Records for the task:
....

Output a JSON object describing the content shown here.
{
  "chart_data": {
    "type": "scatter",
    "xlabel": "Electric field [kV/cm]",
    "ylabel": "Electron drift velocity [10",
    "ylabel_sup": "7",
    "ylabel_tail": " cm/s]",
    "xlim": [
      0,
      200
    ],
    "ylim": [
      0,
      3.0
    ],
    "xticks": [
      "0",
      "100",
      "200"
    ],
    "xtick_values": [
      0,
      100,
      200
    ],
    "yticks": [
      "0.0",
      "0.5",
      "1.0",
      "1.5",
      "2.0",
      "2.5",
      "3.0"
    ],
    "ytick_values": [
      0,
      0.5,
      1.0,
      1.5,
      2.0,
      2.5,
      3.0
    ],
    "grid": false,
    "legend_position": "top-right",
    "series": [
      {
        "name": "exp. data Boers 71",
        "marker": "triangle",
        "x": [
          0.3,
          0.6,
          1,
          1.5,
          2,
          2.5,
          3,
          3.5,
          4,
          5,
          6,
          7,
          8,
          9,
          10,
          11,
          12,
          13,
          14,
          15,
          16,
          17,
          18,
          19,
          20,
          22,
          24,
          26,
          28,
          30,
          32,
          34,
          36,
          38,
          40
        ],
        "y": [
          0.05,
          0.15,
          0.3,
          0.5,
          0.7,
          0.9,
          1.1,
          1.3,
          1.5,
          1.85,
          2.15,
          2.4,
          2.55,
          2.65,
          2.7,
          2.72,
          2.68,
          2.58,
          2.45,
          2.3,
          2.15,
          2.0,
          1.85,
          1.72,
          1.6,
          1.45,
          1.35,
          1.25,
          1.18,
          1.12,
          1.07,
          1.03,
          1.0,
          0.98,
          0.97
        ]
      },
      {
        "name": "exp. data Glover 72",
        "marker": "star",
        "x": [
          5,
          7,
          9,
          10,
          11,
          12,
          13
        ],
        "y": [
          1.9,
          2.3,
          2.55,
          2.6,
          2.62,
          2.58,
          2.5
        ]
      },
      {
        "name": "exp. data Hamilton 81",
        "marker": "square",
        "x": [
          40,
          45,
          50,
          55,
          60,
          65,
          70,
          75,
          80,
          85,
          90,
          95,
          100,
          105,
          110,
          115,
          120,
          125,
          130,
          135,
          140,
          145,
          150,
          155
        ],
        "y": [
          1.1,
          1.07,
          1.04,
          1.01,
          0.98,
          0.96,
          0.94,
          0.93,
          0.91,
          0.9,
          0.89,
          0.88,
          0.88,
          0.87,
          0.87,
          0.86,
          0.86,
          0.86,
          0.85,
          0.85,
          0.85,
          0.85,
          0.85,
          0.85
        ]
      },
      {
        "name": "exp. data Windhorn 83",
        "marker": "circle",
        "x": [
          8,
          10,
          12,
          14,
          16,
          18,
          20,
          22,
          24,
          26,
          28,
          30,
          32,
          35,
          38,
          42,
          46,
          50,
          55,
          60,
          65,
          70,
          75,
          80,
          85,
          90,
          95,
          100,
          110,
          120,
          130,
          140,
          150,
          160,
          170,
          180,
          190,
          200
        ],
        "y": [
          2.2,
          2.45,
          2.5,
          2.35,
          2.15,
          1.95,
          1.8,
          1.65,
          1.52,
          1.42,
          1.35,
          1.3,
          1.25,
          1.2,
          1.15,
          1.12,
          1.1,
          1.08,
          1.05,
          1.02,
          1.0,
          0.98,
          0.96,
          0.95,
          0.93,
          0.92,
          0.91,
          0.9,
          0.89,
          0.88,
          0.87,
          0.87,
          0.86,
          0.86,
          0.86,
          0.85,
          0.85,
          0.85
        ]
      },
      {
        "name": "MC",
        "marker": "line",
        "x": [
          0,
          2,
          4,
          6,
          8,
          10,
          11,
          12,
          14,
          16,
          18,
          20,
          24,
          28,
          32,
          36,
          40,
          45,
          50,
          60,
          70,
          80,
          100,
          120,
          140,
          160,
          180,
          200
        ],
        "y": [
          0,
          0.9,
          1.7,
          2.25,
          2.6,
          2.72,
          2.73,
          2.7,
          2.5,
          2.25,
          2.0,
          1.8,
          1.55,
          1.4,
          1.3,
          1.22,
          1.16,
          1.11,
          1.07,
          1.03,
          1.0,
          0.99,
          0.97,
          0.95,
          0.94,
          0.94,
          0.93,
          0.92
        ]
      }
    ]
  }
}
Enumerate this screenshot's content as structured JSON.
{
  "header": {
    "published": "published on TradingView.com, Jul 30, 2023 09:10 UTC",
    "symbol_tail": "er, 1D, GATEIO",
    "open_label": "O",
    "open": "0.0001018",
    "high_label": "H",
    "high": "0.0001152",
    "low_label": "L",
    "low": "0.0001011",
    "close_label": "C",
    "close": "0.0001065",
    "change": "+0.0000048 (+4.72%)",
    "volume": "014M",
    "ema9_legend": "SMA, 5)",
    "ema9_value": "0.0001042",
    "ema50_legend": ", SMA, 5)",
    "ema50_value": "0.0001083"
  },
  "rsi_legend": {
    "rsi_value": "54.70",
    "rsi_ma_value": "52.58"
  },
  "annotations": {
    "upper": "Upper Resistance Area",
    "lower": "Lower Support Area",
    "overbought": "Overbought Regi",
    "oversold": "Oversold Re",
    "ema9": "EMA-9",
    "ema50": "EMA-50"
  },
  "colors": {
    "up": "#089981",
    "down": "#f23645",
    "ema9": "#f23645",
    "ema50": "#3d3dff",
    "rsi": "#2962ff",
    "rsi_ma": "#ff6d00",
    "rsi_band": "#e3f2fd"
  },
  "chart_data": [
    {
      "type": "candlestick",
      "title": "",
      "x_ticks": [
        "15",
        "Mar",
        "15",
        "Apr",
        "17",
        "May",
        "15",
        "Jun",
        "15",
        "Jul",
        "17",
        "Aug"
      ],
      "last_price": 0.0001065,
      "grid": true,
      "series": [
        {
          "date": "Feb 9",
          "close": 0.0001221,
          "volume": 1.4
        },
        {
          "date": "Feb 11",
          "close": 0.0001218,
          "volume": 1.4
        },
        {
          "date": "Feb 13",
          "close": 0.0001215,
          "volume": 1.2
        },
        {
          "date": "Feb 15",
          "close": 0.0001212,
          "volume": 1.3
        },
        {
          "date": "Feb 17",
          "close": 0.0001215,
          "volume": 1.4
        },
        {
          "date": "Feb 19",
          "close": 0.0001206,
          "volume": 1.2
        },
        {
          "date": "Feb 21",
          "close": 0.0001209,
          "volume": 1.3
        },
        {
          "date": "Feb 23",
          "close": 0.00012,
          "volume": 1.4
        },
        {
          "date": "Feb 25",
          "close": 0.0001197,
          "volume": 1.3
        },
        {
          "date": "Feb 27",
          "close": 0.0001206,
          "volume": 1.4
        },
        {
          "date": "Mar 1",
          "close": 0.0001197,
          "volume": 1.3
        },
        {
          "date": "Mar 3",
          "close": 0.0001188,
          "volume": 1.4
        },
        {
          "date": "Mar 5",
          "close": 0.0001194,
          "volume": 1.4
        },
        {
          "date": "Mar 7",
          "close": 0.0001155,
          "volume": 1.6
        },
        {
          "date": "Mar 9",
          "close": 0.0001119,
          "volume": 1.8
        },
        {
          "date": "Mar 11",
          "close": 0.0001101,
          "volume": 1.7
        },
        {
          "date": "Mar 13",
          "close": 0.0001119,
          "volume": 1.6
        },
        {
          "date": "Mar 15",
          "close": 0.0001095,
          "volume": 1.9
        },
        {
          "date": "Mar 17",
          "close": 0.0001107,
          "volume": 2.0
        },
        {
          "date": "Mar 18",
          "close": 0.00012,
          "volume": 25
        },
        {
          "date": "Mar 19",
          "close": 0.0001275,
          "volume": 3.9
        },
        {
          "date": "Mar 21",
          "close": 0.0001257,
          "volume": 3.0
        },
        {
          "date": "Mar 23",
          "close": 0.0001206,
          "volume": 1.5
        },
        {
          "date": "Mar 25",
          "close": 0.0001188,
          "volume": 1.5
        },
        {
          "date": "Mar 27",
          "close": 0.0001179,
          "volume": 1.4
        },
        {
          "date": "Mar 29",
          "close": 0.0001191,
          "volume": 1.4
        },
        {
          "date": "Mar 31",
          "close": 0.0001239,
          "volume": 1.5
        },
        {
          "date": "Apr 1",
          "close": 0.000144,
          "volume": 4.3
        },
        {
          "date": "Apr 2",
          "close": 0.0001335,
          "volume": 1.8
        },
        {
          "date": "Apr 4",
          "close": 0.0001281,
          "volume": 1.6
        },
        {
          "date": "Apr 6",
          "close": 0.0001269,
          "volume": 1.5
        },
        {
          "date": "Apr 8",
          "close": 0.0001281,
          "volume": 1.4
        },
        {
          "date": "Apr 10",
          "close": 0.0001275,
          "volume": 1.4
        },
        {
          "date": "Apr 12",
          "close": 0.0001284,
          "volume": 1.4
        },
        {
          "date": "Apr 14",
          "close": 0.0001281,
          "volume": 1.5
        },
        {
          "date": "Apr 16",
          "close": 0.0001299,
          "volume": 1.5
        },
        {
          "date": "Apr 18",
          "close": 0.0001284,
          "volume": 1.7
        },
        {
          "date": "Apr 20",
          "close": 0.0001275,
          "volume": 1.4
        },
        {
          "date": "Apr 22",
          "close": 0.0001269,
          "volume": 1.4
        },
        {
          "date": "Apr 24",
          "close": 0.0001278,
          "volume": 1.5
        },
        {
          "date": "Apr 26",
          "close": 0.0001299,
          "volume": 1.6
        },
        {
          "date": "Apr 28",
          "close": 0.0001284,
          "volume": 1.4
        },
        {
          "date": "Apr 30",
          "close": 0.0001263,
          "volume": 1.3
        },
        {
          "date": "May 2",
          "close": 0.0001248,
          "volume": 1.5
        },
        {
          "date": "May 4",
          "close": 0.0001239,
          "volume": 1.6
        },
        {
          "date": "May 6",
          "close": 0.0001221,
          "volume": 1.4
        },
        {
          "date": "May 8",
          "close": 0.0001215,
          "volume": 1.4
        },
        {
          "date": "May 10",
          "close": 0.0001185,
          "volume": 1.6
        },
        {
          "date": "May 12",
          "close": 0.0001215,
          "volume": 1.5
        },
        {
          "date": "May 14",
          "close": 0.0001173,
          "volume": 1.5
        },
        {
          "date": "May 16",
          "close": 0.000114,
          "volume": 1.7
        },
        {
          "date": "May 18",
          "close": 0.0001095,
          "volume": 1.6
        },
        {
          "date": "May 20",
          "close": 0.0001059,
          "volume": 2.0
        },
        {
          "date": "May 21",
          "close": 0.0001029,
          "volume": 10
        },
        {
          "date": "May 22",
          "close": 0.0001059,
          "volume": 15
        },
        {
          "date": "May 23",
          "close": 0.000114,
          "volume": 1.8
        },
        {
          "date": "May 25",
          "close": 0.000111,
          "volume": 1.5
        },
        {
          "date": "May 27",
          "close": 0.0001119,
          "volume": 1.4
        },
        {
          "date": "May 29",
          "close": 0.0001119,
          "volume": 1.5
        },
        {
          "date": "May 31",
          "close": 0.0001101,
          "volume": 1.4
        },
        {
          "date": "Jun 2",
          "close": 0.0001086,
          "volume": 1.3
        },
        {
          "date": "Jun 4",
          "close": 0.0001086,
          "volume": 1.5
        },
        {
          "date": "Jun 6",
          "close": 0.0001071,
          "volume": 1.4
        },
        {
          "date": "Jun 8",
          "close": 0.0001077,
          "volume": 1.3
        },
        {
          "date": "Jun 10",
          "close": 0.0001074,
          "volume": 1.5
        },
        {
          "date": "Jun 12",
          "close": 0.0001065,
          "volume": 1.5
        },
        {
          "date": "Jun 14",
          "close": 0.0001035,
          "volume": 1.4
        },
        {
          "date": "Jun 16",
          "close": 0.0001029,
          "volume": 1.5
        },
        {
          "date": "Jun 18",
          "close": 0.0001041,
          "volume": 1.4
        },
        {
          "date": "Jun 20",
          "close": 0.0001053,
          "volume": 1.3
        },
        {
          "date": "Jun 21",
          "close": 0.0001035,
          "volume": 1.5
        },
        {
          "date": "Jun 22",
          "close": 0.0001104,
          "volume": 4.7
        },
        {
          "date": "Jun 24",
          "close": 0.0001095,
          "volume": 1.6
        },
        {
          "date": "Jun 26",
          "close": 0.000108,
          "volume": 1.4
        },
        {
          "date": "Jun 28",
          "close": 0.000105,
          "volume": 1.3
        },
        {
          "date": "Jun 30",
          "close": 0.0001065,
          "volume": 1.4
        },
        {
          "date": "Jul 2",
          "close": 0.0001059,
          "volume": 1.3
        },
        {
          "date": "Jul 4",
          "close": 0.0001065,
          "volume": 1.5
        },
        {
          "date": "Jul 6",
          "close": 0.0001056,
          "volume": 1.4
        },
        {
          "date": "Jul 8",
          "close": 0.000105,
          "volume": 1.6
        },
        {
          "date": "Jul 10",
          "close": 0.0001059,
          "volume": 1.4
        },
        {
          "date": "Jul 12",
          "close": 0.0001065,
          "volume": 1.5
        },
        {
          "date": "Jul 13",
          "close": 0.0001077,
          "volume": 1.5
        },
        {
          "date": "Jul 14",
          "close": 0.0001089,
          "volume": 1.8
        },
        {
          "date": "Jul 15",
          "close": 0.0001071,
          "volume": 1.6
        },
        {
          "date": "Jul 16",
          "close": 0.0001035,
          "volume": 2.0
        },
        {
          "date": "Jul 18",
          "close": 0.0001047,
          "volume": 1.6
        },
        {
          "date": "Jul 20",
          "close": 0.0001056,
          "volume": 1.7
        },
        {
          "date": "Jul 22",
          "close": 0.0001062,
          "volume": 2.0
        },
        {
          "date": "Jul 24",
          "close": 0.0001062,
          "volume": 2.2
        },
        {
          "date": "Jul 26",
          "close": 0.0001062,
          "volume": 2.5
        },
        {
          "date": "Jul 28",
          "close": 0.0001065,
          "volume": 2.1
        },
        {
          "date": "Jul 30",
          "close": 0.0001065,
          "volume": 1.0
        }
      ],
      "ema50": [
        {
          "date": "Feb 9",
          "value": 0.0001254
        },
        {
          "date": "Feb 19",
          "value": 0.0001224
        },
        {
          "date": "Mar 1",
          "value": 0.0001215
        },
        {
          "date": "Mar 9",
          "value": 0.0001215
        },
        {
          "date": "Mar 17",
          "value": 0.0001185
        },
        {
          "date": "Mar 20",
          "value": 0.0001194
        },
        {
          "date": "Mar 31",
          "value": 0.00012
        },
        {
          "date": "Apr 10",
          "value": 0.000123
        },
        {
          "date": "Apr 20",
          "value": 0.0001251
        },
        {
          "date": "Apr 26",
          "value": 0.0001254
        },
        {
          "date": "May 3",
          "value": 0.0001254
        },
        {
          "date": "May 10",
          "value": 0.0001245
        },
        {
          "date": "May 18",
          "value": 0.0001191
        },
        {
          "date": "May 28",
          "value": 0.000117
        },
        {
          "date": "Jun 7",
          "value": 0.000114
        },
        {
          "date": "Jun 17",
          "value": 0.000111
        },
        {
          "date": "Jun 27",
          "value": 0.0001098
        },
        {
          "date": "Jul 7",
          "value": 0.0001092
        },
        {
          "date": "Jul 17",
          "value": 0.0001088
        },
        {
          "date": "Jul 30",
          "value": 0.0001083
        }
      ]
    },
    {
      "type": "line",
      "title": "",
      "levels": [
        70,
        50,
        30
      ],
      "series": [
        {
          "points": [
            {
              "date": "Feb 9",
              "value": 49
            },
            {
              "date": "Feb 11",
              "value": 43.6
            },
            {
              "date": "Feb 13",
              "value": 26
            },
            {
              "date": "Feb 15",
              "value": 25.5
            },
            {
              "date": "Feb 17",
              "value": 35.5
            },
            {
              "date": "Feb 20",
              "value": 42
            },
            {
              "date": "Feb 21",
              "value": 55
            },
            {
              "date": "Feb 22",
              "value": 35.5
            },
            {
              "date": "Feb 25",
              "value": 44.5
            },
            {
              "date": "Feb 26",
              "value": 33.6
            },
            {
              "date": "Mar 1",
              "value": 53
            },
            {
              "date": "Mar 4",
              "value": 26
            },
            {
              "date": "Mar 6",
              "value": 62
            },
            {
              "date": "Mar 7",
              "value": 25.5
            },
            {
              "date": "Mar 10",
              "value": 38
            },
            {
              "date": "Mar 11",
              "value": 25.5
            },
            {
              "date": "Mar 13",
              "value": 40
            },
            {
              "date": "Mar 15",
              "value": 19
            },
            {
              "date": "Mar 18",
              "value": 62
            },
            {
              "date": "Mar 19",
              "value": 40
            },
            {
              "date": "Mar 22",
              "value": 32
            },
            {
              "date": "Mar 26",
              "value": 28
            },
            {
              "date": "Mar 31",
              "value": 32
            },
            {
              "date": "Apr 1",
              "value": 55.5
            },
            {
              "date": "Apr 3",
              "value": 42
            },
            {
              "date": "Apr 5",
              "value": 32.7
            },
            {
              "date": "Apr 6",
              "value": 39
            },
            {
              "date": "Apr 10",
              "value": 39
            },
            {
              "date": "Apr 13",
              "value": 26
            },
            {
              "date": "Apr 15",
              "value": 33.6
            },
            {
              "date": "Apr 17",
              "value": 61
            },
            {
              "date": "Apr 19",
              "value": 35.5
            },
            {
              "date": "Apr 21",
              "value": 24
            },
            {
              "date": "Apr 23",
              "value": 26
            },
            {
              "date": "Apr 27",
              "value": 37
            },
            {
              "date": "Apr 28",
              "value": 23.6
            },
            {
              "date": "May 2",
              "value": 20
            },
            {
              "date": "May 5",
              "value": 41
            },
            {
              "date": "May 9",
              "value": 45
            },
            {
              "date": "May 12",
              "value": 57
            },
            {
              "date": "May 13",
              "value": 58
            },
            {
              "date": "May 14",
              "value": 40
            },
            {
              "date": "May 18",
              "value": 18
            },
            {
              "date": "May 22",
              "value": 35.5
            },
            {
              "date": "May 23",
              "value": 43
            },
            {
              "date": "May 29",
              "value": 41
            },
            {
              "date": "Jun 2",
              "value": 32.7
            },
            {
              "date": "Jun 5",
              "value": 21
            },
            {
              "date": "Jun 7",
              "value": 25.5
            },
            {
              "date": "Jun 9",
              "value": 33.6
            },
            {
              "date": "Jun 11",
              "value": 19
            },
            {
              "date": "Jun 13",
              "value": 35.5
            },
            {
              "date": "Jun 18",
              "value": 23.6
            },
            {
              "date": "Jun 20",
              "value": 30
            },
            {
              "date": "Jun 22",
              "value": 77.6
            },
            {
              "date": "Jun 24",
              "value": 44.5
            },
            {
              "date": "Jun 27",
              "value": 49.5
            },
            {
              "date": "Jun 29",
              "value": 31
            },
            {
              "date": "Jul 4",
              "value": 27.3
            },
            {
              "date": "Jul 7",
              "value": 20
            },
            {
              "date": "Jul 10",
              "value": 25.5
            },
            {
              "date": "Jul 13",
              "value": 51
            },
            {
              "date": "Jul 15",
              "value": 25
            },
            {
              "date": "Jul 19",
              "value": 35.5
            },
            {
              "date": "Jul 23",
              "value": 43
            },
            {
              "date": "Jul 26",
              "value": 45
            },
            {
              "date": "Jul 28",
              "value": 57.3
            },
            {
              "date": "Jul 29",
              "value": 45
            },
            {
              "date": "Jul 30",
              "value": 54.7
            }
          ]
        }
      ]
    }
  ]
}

....

Task directions:
Every line in the data above that contains "type" needs to be copied.

Exercise result:
    "type": "scatter",
      "type": "candlestick",
      "type": "line",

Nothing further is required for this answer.